▶ **EXTRACTED INFORMATION**

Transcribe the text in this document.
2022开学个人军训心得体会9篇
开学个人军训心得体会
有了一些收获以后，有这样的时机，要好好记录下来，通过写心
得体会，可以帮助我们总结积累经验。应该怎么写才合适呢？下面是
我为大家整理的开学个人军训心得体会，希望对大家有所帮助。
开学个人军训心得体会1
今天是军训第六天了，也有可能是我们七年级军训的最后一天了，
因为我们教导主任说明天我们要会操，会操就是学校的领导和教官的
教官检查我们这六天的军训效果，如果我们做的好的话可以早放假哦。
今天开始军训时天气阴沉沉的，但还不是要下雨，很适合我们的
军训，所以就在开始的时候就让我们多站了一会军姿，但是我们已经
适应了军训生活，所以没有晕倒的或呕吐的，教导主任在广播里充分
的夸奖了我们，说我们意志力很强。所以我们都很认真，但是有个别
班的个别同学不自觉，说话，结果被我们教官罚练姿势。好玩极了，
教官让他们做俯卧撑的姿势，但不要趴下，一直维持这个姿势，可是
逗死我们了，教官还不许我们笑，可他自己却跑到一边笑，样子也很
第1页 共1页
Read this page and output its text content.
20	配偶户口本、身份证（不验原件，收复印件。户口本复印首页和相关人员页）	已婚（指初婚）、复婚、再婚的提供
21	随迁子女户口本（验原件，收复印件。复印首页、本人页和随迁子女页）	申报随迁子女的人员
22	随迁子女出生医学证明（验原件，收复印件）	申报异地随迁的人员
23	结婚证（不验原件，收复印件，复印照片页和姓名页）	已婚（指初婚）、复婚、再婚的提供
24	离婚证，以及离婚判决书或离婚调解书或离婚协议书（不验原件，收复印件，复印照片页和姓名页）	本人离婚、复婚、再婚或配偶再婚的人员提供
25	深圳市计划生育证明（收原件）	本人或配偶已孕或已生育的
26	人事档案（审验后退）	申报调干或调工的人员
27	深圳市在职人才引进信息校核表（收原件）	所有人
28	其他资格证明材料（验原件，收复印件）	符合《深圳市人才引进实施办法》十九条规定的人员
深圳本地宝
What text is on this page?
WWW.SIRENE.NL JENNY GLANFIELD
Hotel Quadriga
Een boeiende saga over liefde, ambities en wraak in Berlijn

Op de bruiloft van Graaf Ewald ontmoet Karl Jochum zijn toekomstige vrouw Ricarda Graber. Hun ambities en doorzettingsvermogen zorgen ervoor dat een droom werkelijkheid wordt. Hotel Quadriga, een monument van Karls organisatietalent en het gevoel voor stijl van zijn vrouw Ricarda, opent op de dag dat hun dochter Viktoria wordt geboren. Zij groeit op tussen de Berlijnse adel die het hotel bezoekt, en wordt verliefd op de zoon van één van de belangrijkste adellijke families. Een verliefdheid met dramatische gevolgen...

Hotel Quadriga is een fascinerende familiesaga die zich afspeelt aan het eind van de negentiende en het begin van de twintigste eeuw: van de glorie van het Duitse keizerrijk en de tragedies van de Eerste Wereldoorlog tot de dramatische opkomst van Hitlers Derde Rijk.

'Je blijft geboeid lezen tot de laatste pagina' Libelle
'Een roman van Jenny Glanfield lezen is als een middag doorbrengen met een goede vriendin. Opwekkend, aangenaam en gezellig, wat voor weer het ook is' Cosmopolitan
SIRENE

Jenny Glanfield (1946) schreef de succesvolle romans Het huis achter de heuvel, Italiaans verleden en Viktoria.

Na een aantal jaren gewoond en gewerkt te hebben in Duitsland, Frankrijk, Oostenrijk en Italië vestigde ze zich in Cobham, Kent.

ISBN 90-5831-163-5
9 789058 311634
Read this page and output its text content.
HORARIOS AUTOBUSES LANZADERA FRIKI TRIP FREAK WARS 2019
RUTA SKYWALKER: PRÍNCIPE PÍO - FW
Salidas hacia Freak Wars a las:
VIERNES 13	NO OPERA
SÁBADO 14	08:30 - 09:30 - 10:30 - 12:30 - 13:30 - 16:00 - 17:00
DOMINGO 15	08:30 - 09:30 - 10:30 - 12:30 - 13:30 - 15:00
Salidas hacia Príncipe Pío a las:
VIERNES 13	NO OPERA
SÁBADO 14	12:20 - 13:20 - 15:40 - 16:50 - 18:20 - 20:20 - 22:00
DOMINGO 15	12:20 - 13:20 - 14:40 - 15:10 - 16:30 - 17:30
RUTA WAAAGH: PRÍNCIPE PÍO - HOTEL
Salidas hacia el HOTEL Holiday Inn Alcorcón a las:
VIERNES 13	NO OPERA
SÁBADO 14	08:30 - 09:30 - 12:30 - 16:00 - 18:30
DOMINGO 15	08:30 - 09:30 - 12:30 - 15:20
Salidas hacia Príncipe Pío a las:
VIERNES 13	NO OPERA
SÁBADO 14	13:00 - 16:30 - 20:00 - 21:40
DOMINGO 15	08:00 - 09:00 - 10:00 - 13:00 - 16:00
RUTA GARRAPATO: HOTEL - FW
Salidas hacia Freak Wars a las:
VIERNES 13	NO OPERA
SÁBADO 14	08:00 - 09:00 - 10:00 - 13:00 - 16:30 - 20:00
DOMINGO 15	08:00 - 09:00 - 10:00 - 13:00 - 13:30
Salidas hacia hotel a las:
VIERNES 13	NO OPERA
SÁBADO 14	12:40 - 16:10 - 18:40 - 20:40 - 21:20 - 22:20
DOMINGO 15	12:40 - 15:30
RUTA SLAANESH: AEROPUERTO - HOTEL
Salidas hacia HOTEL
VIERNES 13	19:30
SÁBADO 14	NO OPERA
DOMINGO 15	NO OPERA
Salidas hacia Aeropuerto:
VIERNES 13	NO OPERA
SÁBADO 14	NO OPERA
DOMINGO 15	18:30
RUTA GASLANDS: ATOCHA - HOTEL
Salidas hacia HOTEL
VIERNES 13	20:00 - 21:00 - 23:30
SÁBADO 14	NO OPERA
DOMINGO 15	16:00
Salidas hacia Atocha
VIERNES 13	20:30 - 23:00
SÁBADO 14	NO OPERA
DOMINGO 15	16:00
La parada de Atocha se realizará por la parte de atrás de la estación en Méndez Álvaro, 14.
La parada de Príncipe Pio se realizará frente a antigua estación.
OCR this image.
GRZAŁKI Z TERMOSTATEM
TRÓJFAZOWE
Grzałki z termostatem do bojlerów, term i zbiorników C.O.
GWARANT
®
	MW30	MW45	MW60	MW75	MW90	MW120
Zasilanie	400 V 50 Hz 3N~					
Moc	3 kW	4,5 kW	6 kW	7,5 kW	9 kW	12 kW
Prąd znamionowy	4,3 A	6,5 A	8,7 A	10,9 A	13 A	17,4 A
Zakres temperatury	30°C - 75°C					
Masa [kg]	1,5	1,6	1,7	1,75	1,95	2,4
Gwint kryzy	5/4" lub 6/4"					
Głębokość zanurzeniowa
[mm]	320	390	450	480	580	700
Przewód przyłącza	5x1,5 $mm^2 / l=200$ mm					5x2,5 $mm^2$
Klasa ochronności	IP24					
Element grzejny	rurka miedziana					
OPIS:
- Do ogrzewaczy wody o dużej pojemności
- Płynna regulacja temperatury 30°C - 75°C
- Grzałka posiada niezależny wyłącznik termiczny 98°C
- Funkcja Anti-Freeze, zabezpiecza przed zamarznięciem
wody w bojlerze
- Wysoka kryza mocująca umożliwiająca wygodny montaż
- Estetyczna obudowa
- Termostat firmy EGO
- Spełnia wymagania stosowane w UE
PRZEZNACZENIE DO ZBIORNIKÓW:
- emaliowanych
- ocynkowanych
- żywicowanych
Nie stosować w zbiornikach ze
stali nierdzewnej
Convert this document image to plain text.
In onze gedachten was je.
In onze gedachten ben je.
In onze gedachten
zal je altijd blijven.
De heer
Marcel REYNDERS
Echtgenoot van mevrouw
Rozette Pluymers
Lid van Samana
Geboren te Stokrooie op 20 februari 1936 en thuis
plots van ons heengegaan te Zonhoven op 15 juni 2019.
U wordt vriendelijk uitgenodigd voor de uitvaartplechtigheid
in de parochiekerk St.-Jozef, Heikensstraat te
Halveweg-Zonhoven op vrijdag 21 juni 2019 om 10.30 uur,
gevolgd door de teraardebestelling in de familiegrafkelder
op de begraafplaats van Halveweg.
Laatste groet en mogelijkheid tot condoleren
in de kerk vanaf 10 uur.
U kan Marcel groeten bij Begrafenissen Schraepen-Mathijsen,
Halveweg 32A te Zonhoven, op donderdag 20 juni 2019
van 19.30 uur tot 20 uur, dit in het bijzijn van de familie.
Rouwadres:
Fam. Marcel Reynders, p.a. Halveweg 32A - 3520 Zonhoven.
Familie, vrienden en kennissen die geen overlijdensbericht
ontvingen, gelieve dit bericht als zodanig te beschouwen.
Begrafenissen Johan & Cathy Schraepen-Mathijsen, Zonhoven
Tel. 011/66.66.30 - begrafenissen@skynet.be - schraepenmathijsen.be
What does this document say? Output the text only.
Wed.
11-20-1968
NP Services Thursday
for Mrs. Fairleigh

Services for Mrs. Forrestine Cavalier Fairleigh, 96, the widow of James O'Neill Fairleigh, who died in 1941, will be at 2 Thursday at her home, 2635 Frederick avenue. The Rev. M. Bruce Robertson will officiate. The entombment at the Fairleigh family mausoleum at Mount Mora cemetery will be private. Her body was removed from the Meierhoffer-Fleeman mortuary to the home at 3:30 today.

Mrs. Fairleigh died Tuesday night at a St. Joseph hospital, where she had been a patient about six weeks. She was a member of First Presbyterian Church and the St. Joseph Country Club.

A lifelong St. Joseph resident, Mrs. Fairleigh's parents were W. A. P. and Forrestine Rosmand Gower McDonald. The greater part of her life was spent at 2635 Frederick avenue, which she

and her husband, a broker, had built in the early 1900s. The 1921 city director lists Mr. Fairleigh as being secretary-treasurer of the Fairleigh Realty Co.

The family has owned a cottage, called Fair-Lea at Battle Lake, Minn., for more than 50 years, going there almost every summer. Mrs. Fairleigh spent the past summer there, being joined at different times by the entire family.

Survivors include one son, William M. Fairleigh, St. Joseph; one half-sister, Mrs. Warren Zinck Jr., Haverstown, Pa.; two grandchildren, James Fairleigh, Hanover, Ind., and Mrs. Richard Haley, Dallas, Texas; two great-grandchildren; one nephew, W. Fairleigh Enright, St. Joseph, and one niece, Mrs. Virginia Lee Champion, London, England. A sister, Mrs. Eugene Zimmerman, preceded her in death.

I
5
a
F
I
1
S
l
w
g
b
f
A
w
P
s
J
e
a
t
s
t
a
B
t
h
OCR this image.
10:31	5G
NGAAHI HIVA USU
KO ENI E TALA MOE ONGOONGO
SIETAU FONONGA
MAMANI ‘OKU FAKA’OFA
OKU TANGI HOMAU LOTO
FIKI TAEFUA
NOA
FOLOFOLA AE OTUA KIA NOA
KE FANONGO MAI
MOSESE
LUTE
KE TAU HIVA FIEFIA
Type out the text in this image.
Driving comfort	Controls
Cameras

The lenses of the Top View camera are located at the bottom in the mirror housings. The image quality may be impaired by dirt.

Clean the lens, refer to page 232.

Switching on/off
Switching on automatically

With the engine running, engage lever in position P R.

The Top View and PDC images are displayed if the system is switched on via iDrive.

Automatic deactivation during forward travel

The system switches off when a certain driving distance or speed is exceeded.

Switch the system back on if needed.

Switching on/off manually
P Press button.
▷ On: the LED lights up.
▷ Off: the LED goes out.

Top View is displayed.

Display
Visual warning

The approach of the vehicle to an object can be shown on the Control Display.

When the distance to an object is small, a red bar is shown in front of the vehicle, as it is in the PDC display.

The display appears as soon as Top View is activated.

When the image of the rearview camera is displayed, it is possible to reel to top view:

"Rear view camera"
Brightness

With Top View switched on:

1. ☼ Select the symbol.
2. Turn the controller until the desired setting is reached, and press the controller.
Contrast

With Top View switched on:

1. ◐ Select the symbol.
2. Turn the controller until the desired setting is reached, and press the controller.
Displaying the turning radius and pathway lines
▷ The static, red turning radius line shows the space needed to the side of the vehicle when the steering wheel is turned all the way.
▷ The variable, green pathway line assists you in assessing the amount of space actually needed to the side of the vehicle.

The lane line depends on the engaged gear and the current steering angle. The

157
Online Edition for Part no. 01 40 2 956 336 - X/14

▶ **THE PROBLEM**
Take the lines above from the one holding "Type out the text in this image." to the last and output them exactly.

▶ **RESULT OF THIS TASK**
Type out the text in this image.
Driving comfort	Controls
Cameras

The lenses of the Top View camera are located at the bottom in the mirror housings. The image quality may be impaired by dirt.

Clean the lens, refer to page 232.

Switching on/off
Switching on automatically

With the engine running, engage lever in position P R.

The Top View and PDC images are displayed if the system is switched on via iDrive.

Automatic deactivation during forward travel

The system switches off when a certain driving distance or speed is exceeded.

Switch the system back on if needed.

Switching on/off manually
P Press button.
▷ On: the LED lights up.
▷ Off: the LED goes out.

Top View is displayed.

Display
Visual warning

The approach of the vehicle to an object can be shown on the Control Display.

When the distance to an object is small, a red bar is shown in front of the vehicle, as it is in the PDC display.

The display appears as soon as Top View is activated.

When the image of the rearview camera is displayed, it is possible to reel to top view:

"Rear view camera"
Brightness

With Top View switched on:

1. ☼ Select the symbol.
2. Turn the controller until the desired setting is reached, and press the controller.
Contrast

With Top View switched on:

1. ◐ Select the symbol.
2. Turn the controller until the desired setting is reached, and press the controller.
Displaying the turning radius and pathway lines
▷ The static, red turning radius line shows the space needed to the side of the vehicle when the steering wheel is turned all the way.
▷ The variable, green pathway line assists you in assessing the amount of space actually needed to the side of the vehicle.

The lane line depends on the engaged gear and the current steering angle. The

157
Online Edition for Part no. 01 40 2 956 336 - X/14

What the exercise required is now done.